Task directions → Isolate every line in the data with the string "this" and copy it.
____
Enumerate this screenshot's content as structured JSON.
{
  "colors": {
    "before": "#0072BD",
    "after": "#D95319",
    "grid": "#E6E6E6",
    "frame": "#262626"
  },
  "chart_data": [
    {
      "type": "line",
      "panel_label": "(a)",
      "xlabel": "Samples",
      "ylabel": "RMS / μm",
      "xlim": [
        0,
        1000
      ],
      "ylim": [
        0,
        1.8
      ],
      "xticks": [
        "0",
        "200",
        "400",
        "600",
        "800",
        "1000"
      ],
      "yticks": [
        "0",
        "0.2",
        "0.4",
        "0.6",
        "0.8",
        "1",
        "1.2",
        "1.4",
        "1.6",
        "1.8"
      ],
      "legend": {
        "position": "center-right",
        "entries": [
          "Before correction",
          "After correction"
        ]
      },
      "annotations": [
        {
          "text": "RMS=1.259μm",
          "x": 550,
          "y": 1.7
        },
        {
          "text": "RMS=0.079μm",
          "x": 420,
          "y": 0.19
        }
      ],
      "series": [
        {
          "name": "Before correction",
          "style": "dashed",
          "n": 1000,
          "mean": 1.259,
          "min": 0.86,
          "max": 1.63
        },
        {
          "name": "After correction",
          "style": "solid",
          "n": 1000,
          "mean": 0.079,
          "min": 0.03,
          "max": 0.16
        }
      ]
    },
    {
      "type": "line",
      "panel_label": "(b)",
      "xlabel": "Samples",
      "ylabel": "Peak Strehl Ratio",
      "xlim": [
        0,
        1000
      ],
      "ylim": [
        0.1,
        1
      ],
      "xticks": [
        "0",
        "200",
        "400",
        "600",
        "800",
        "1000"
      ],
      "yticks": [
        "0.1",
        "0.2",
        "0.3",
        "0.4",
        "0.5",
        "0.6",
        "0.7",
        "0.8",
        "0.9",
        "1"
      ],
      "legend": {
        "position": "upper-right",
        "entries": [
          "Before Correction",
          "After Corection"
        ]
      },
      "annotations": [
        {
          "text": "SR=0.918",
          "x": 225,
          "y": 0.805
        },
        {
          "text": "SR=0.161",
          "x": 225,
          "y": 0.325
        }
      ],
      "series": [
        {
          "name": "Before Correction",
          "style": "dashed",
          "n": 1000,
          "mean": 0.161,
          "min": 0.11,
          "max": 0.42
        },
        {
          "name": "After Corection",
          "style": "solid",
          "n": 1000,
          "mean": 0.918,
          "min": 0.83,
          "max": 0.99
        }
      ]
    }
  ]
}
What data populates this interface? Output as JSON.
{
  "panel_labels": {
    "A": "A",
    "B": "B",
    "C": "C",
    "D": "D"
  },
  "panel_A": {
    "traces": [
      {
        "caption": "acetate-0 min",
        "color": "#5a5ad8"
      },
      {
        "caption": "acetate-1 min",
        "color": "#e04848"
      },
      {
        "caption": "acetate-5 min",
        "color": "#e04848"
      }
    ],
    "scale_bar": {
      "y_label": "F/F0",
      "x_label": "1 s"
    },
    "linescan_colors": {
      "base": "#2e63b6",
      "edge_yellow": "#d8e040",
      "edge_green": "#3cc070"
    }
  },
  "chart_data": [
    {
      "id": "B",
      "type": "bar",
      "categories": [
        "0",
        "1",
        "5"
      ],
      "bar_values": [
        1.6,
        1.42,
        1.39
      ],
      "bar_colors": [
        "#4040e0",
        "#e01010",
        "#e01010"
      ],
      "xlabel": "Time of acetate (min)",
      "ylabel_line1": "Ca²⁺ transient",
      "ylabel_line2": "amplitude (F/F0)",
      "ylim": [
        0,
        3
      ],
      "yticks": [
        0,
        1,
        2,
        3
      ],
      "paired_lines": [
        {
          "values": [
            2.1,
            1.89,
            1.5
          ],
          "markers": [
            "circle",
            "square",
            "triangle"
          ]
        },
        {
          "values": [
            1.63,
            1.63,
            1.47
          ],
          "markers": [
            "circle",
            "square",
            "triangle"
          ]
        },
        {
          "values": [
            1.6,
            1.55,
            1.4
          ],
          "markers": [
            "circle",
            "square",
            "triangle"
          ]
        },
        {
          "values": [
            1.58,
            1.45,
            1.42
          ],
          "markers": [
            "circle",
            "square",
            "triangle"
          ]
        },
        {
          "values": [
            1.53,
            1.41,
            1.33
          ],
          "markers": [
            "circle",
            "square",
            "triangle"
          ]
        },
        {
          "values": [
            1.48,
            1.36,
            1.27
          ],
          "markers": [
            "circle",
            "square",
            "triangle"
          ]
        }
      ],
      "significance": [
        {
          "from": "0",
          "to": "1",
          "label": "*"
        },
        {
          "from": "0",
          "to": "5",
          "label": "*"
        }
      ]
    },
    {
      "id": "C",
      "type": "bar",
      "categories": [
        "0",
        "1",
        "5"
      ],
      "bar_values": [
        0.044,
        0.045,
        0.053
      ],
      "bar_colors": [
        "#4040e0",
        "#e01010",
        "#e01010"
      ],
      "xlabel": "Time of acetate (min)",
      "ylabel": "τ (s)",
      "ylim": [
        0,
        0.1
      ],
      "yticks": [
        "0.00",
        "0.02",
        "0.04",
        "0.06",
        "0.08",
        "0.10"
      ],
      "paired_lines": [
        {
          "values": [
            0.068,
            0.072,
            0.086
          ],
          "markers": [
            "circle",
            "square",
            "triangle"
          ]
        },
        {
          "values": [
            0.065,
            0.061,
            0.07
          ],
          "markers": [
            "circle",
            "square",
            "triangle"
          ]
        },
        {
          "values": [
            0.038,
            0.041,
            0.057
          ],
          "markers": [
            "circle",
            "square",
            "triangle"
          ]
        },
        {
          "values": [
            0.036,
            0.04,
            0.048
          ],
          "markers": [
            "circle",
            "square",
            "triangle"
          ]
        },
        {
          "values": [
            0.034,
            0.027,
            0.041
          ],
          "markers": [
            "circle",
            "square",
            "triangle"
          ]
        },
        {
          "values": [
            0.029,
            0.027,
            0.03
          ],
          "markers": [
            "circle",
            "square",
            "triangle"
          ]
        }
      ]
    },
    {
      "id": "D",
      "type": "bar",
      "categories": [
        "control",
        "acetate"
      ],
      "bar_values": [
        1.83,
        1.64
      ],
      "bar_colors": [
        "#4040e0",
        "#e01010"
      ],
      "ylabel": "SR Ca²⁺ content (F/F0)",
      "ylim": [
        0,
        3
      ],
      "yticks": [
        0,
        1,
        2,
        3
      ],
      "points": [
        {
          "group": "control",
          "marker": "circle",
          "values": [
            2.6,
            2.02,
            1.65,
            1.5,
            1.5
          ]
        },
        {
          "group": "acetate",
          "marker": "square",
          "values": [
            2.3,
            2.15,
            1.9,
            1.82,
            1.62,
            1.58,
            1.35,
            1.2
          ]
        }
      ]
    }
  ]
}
____
Full output →
Enumerate this screenshot's content as structured JSON.
What data populates this interface? Output as JSON.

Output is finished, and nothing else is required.